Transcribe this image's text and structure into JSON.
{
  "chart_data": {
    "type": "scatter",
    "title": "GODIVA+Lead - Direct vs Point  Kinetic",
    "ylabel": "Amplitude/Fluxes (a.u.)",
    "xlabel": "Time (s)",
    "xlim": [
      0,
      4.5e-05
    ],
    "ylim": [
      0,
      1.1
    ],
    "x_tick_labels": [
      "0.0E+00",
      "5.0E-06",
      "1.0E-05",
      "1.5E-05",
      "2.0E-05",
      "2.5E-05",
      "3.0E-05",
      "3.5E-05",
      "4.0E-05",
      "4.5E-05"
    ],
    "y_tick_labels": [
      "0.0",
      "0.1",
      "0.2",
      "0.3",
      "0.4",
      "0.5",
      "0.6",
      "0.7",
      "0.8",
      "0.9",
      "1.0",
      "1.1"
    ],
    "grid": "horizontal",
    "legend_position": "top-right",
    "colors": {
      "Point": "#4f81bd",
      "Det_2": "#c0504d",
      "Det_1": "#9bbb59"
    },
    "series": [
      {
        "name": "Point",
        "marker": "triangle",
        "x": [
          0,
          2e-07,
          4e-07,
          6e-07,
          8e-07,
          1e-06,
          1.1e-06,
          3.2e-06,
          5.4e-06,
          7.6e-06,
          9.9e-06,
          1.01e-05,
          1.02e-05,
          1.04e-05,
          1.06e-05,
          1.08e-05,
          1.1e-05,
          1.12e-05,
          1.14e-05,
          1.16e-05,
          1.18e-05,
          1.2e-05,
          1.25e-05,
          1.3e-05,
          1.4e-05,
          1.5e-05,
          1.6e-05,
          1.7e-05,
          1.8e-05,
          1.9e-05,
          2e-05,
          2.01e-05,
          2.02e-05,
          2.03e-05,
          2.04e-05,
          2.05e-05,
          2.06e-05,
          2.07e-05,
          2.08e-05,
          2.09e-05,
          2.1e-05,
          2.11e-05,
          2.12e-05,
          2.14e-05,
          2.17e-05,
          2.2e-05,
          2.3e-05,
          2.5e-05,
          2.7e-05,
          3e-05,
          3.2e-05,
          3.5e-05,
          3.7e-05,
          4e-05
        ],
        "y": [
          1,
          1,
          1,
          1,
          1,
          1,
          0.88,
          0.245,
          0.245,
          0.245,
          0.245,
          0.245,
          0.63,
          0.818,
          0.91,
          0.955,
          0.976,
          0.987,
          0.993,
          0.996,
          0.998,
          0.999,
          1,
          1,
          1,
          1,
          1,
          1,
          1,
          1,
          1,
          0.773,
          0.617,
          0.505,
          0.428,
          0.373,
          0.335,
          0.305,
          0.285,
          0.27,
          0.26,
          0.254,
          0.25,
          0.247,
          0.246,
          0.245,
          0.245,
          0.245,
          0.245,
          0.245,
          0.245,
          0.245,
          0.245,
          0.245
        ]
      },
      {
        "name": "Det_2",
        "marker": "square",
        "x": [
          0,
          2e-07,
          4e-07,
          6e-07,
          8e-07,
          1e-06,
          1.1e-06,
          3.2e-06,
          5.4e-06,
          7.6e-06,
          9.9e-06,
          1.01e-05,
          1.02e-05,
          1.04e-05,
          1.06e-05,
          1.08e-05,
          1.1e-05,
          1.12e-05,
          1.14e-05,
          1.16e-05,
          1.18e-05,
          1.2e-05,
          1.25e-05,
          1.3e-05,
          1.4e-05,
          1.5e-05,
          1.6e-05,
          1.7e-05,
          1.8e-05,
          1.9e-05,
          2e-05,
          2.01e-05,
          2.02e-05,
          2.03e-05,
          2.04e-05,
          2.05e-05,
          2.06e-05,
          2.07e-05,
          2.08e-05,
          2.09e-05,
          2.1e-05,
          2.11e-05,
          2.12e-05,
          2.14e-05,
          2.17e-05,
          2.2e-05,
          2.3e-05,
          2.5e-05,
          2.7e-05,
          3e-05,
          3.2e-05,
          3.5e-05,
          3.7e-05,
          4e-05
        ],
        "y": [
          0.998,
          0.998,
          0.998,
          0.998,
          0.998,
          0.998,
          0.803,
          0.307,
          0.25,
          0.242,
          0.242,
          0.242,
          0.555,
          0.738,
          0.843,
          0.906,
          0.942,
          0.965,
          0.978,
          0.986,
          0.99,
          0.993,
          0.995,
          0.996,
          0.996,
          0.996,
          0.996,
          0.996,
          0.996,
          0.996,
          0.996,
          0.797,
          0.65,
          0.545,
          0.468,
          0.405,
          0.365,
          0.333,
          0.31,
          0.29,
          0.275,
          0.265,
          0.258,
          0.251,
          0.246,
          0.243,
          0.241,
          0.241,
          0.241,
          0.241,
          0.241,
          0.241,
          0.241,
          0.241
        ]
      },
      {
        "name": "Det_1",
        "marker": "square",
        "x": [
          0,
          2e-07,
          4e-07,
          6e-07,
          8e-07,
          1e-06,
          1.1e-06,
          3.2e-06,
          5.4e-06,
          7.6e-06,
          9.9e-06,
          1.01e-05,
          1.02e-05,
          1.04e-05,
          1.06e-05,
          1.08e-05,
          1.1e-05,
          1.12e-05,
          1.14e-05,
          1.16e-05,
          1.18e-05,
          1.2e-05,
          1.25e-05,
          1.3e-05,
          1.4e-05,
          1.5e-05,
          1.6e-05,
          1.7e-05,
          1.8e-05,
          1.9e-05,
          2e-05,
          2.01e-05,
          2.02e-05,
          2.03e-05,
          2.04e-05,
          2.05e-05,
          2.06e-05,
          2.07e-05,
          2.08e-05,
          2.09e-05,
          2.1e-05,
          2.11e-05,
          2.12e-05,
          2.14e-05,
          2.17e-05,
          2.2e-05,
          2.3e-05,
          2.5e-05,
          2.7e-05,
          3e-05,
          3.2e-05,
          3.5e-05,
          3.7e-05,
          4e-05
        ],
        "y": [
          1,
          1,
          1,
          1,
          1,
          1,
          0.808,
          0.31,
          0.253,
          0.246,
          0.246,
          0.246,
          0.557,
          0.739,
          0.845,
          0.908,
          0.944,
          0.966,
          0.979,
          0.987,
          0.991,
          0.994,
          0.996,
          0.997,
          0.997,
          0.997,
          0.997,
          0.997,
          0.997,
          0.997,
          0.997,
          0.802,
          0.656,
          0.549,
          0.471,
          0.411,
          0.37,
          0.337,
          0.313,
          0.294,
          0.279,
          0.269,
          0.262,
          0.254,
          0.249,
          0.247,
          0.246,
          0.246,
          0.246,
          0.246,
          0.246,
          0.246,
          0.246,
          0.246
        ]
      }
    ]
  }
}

------------------------------------------------------------------------

**YOUR GOAL:** From the records given above, copy all lines containing "Point".

**THE REPLY:**
    "title": "GODIVA+Lead - Direct vs Point  Kinetic",
      "Point": "#4f81bd",
        "name": "Point",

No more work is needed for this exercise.